## GIVEN REQUEST
Each entry below is to be extracted exactly.

Dataset records:
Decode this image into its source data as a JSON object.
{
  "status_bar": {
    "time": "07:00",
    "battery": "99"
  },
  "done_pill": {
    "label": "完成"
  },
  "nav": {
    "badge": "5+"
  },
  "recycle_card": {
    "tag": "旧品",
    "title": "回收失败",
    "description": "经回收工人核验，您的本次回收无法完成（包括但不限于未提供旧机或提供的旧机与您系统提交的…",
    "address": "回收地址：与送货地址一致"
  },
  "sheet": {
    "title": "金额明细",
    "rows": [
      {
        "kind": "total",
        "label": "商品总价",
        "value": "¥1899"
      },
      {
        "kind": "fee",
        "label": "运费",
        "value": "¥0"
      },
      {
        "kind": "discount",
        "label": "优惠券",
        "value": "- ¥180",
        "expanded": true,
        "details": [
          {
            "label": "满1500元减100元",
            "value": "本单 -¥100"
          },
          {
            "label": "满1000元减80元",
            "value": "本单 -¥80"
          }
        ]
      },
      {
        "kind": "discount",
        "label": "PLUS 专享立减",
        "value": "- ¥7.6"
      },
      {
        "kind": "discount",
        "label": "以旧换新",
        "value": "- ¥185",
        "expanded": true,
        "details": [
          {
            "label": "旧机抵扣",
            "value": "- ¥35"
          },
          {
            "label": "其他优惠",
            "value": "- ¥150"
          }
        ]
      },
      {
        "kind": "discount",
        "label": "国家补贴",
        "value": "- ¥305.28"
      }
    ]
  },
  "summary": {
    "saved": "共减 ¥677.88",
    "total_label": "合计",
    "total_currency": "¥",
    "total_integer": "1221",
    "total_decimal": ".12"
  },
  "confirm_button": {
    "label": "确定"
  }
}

## TASK SOLUTION
Decode this image into its source data as a JSON object.
{
  "status_bar": {
    "time": "07:00",
    "battery": "99"
  },
  "done_pill": {
    "label": "完成"
  },
  "nav": {
    "badge": "5+"
  },
  "recycle_card": {
    "tag": "旧品",
    "title": "回收失败",
    "description": "经回收工人核验，您的本次回收无法完成（包括但不限于未提供旧机或提供的旧机与您系统提交的…",
    "address": "回收地址：与送货地址一致"
  },
  "sheet": {
    "title": "金额明细",
    "rows": [
      {
        "kind": "total",
        "label": "商品总价",
        "value": "¥1899"
      },
      {
        "kind": "fee",
        "label": "运费",
        "value": "¥0"
      },
      {
        "kind": "discount",
        "label": "优惠券",
        "value": "- ¥180",
        "expanded": true,
        "details": [
          {
            "label": "满1500元减100元",
            "value": "本单 -¥100"
          },
          {
            "label": "满1000元减80元",
            "value": "本单 -¥80"
          }
        ]
      },
      {
        "kind": "discount",
        "label": "PLUS 专享立减",
        "value": "- ¥7.6"
      },
      {
        "kind": "discount",
        "label": "以旧换新",
        "value": "- ¥185",
        "expanded": true,
        "details": [
          {
            "label": "旧机抵扣",
            "value": "- ¥35"
          },
          {
            "label": "其他优惠",
            "value": "- ¥150"
          }
        ]
      },
      {
        "kind": "discount",
        "label": "国家补贴",
        "value": "- ¥305.28"
      }
    ]
  },
  "summary": {
    "saved": "共减 ¥677.88",
    "total_label": "合计",
    "total_currency": "¥",
    "total_integer": "1221",
    "total_decimal": ".12"
  },
  "confirm_button": {
    "label": "确定"
  }
}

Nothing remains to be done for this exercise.